Data entries
+ + + +

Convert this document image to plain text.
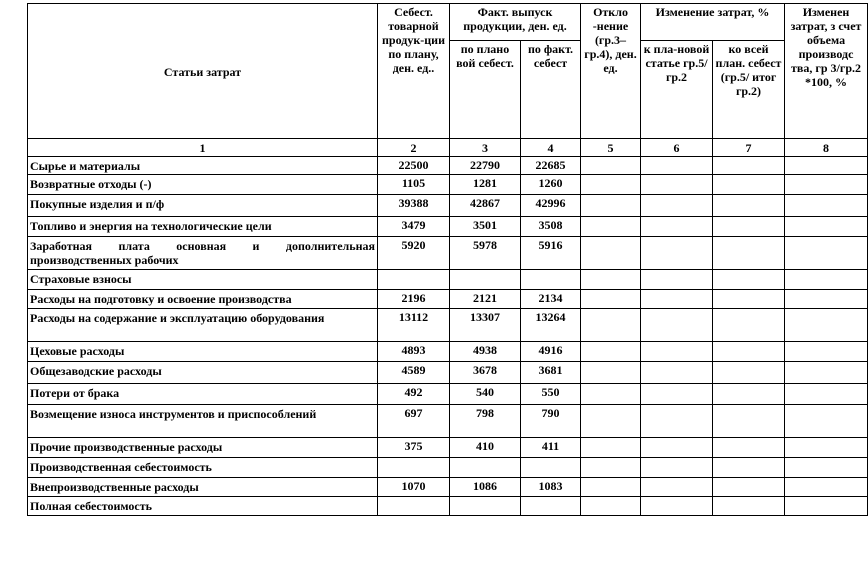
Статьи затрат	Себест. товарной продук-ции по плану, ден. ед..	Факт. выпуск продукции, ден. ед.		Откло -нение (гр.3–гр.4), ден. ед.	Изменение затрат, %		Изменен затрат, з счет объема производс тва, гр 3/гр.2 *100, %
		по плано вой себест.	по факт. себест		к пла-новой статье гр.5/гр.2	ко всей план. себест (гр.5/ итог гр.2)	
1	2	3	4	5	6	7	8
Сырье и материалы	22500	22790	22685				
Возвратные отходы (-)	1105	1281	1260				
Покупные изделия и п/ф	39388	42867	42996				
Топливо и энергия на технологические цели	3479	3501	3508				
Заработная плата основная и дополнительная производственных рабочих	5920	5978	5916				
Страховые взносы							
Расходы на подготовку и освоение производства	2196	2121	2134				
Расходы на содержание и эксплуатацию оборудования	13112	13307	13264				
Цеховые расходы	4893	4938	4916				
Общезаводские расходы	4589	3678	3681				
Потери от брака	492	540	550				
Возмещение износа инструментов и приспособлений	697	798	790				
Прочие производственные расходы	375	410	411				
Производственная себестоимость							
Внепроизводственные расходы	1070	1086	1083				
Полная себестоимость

+ + + +

## Task details
Go through the material above and count the lines that contain "себестоимость"; answer with the number alone.

## Exercise answer
2